— Listed entries —
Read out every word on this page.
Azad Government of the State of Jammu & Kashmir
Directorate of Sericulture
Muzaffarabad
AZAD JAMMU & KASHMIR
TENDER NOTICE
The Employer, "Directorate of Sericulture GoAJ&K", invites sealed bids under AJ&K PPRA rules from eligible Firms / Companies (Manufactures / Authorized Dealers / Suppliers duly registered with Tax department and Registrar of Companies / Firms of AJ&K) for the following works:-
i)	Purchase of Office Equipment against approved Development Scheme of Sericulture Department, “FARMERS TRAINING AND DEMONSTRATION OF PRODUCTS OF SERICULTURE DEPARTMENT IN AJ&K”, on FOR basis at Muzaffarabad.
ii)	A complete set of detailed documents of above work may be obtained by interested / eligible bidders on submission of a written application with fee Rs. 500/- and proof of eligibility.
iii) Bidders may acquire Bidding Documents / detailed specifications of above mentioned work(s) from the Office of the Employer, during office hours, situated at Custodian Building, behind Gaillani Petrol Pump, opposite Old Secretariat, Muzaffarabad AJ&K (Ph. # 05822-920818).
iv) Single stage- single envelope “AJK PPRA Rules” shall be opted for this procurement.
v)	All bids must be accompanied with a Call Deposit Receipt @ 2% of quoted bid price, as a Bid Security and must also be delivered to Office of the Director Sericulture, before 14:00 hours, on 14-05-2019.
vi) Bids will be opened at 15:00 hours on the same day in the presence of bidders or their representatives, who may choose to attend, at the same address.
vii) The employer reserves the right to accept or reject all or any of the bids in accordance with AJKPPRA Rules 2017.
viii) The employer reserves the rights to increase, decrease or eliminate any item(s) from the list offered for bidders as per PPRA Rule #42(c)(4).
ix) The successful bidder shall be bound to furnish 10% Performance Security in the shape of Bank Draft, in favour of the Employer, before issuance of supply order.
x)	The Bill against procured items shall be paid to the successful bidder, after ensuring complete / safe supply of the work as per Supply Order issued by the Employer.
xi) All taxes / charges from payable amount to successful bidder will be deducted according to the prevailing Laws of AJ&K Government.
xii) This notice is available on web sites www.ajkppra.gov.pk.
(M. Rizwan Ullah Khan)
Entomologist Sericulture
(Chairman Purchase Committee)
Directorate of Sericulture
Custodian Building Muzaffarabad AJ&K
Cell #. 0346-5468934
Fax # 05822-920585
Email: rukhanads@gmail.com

— Aim —
Write out every line of the material again, exactly as it reads.

— Completed task —
Read out every word on this page.
Azad Government of the State of Jammu & Kashmir
Directorate of Sericulture
Muzaffarabad
AZAD JAMMU & KASHMIR
TENDER NOTICE
The Employer, "Directorate of Sericulture GoAJ&K", invites sealed bids under AJ&K PPRA rules from eligible Firms / Companies (Manufactures / Authorized Dealers / Suppliers duly registered with Tax department and Registrar of Companies / Firms of AJ&K) for the following works:-
i)	Purchase of Office Equipment against approved Development Scheme of Sericulture Department, “FARMERS TRAINING AND DEMONSTRATION OF PRODUCTS OF SERICULTURE DEPARTMENT IN AJ&K”, on FOR basis at Muzaffarabad.
ii)	A complete set of detailed documents of above work may be obtained by interested / eligible bidders on submission of a written application with fee Rs. 500/- and proof of eligibility.
iii) Bidders may acquire Bidding Documents / detailed specifications of above mentioned work(s) from the Office of the Employer, during office hours, situated at Custodian Building, behind Gaillani Petrol Pump, opposite Old Secretariat, Muzaffarabad AJ&K (Ph. # 05822-920818).
iv) Single stage- single envelope “AJK PPRA Rules” shall be opted for this procurement.
v)	All bids must be accompanied with a Call Deposit Receipt @ 2% of quoted bid price, as a Bid Security and must also be delivered to Office of the Director Sericulture, before 14:00 hours, on 14-05-2019.
vi) Bids will be opened at 15:00 hours on the same day in the presence of bidders or their representatives, who may choose to attend, at the same address.
vii) The employer reserves the right to accept or reject all or any of the bids in accordance with AJKPPRA Rules 2017.
viii) The employer reserves the rights to increase, decrease or eliminate any item(s) from the list offered for bidders as per PPRA Rule #42(c)(4).
ix) The successful bidder shall be bound to furnish 10% Performance Security in the shape of Bank Draft, in favour of the Employer, before issuance of supply order.
x)	The Bill against procured items shall be paid to the successful bidder, after ensuring complete / safe supply of the work as per Supply Order issued by the Employer.
xi) All taxes / charges from payable amount to successful bidder will be deducted according to the prevailing Laws of AJ&K Government.
xii) This notice is available on web sites www.ajkppra.gov.pk.
(M. Rizwan Ullah Khan)
Entomologist Sericulture
(Chairman Purchase Committee)
Directorate of Sericulture
Custodian Building Muzaffarabad AJ&K
Cell #. 0346-5468934
Fax # 05822-920585
Email: rukhanads@gmail.com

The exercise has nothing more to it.